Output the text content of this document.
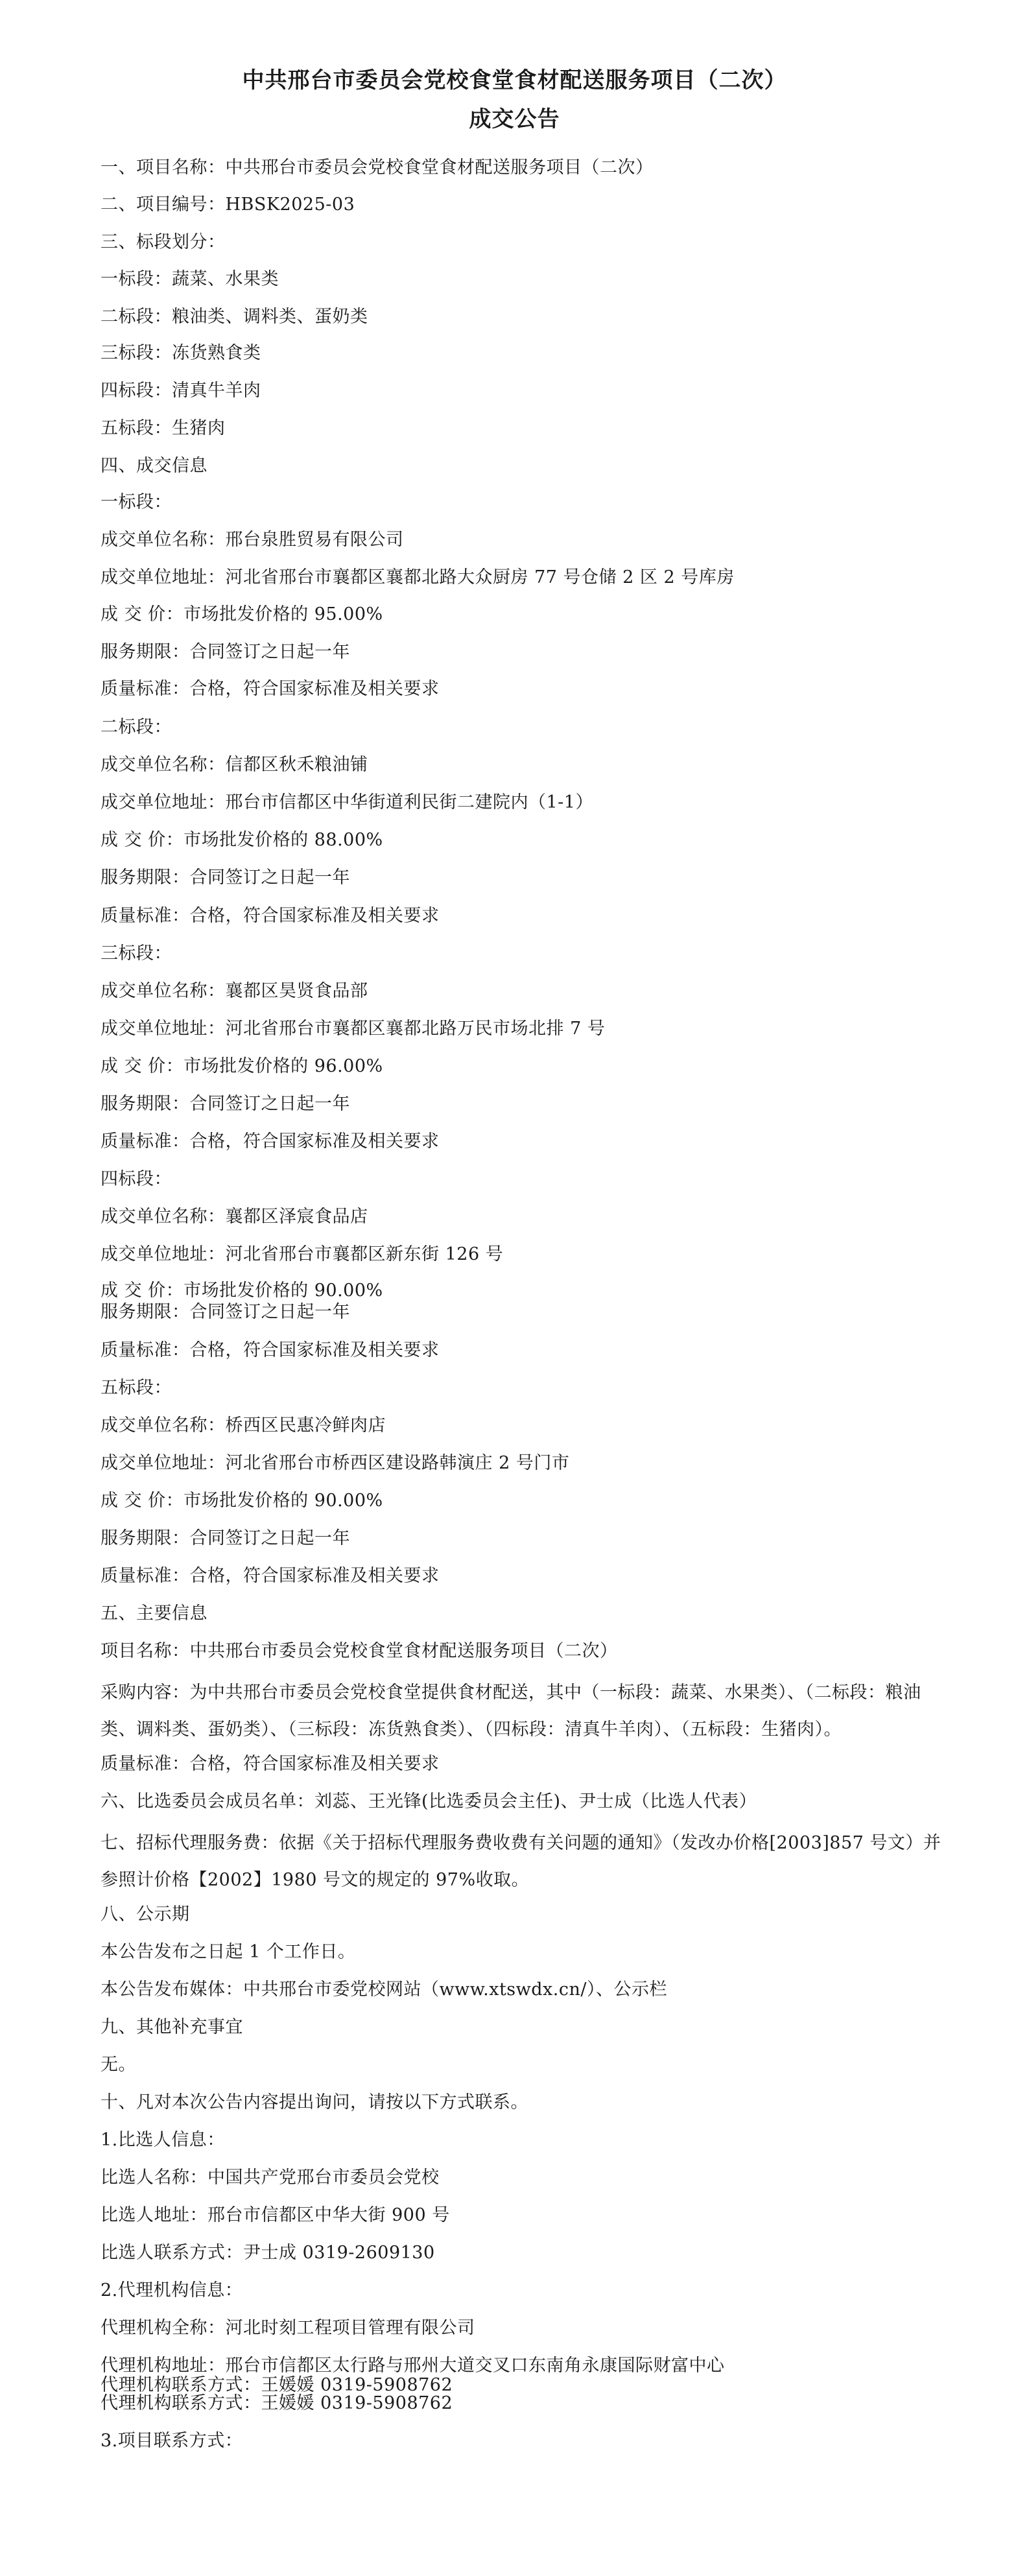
中共邢台市委员会党校食堂食材配送服务项目（二次）
成交公告
一、项目名称：中共邢台市委员会党校食堂食材配送服务项目（二次）
二、项目编号：HBSK2025-03
三、标段划分：
一标段：蔬菜、水果类
二标段：粮油类、调料类、蛋奶类
三标段：冻货熟食类
四标段：清真牛羊肉
五标段：生猪肉
四、成交信息
一标段：
成交单位名称：邢台泉胜贸易有限公司
成交单位地址：河北省邢台市襄都区襄都北路大众厨房 77 号仓储 2 区 2 号库房
成 交 价：市场批发价格的 95.00%
服务期限：合同签订之日起一年
质量标准：合格，符合国家标准及相关要求
二标段：
成交单位名称：信都区秋禾粮油铺
成交单位地址：邢台市信都区中华街道利民街二建院内（1-1）
成 交 价：市场批发价格的 88.00%
服务期限：合同签订之日起一年
质量标准：合格，符合国家标准及相关要求
三标段：
成交单位名称：襄都区昊贤食品部
成交单位地址：河北省邢台市襄都区襄都北路万民市场北排 7 号
成 交 价：市场批发价格的 96.00%
服务期限：合同签订之日起一年
质量标准：合格，符合国家标准及相关要求
四标段：
成交单位名称：襄都区泽宸食品店
成交单位地址：河北省邢台市襄都区新东街 126 号
成 交 价：市场批发价格的 90.00%
服务期限：合同签订之日起一年
质量标准：合格，符合国家标准及相关要求
五标段：
成交单位名称：桥西区民惠冷鲜肉店
成交单位地址：河北省邢台市桥西区建设路韩演庄 2 号门市
成 交 价：市场批发价格的 90.00%
服务期限：合同签订之日起一年
质量标准：合格，符合国家标准及相关要求
五、主要信息
项目名称：中共邢台市委员会党校食堂食材配送服务项目（二次）
采购内容：为中共邢台市委员会党校食堂提供食材配送，其中（一标段：蔬菜、水果类）、（二标段：粮油类、调料类、蛋奶类）、（三标段：冻货熟食类）、（四标段：清真牛羊肉）、（五标段：生猪肉）。
质量标准：合格，符合国家标准及相关要求
六、比选委员会成员名单：刘蕊、王光锋(比选委员会主任)、尹士成（比选人代表）
七、招标代理服务费：依据《关于招标代理服务费收费有关问题的通知》（发改办价格[2003]857 号文）并参照计价格【2002】1980 号文的规定的 97%收取。
八、公示期
本公告发布之日起 1 个工作日。
本公告发布媒体：中共邢台市委党校网站（www.xtswdx.cn/）、公示栏
九、其他补充事宜
无。
十、凡对本次公告内容提出询问，请按以下方式联系。
1.比选人信息：
比选人名称：中国共产党邢台市委员会党校
比选人地址：邢台市信都区中华大街 900 号
比选人联系方式：尹士成 0319-2609130
2.代理机构信息：
代理机构全称：河北时刻工程项目管理有限公司
代理机构地址：邢台市信都区太行路与邢州大道交叉口东南角永康国际财富中心
代理机构联系方式：王媛媛 0319-5908762
3.项目联系方式：
代理机构联系方式：王媛媛 0319-5908762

-- What to produce --
Transcribe every record above exactly as written, leaving out any pictures.

-- Answer to the task --
Output the text content of this document.
中共邢台市委员会党校食堂食材配送服务项目（二次）
成交公告
一、项目名称：中共邢台市委员会党校食堂食材配送服务项目（二次）
二、项目编号：HBSK2025-03
三、标段划分：
一标段：蔬菜、水果类
二标段：粮油类、调料类、蛋奶类
三标段：冻货熟食类
四标段：清真牛羊肉
五标段：生猪肉
四、成交信息
一标段：
成交单位名称：邢台泉胜贸易有限公司
成交单位地址：河北省邢台市襄都区襄都北路大众厨房 77 号仓储 2 区 2 号库房
成 交 价：市场批发价格的 95.00%
服务期限：合同签订之日起一年
质量标准：合格，符合国家标准及相关要求
二标段：
成交单位名称：信都区秋禾粮油铺
成交单位地址：邢台市信都区中华街道利民街二建院内（1-1）
成 交 价：市场批发价格的 88.00%
服务期限：合同签订之日起一年
质量标准：合格，符合国家标准及相关要求
三标段：
成交单位名称：襄都区昊贤食品部
成交单位地址：河北省邢台市襄都区襄都北路万民市场北排 7 号
成 交 价：市场批发价格的 96.00%
服务期限：合同签订之日起一年
质量标准：合格，符合国家标准及相关要求
四标段：
成交单位名称：襄都区泽宸食品店
成交单位地址：河北省邢台市襄都区新东街 126 号
成 交 价：市场批发价格的 90.00%
服务期限：合同签订之日起一年
质量标准：合格，符合国家标准及相关要求
五标段：
成交单位名称：桥西区民惠冷鲜肉店
成交单位地址：河北省邢台市桥西区建设路韩演庄 2 号门市
成 交 价：市场批发价格的 90.00%
服务期限：合同签订之日起一年
质量标准：合格，符合国家标准及相关要求
五、主要信息
项目名称：中共邢台市委员会党校食堂食材配送服务项目（二次）
采购内容：为中共邢台市委员会党校食堂提供食材配送，其中（一标段：蔬菜、水果类）、（二标段：粮油类、调料类、蛋奶类）、（三标段：冻货熟食类）、（四标段：清真牛羊肉）、（五标段：生猪肉）。
质量标准：合格，符合国家标准及相关要求
六、比选委员会成员名单：刘蕊、王光锋(比选委员会主任)、尹士成（比选人代表）
七、招标代理服务费：依据《关于招标代理服务费收费有关问题的通知》（发改办价格[2003]857 号文）并参照计价格【2002】1980 号文的规定的 97%收取。
八、公示期
本公告发布之日起 1 个工作日。
本公告发布媒体：中共邢台市委党校网站（www.xtswdx.cn/）、公示栏
九、其他补充事宜
无。
十、凡对本次公告内容提出询问，请按以下方式联系。
1.比选人信息：
比选人名称：中国共产党邢台市委员会党校
比选人地址：邢台市信都区中华大街 900 号
比选人联系方式：尹士成 0319-2609130
2.代理机构信息：
代理机构全称：河北时刻工程项目管理有限公司
代理机构地址：邢台市信都区太行路与邢州大道交叉口东南角永康国际财富中心
代理机构联系方式：王媛媛 0319-5908762
3.项目联系方式：
代理机构联系方式：王媛媛 0319-5908762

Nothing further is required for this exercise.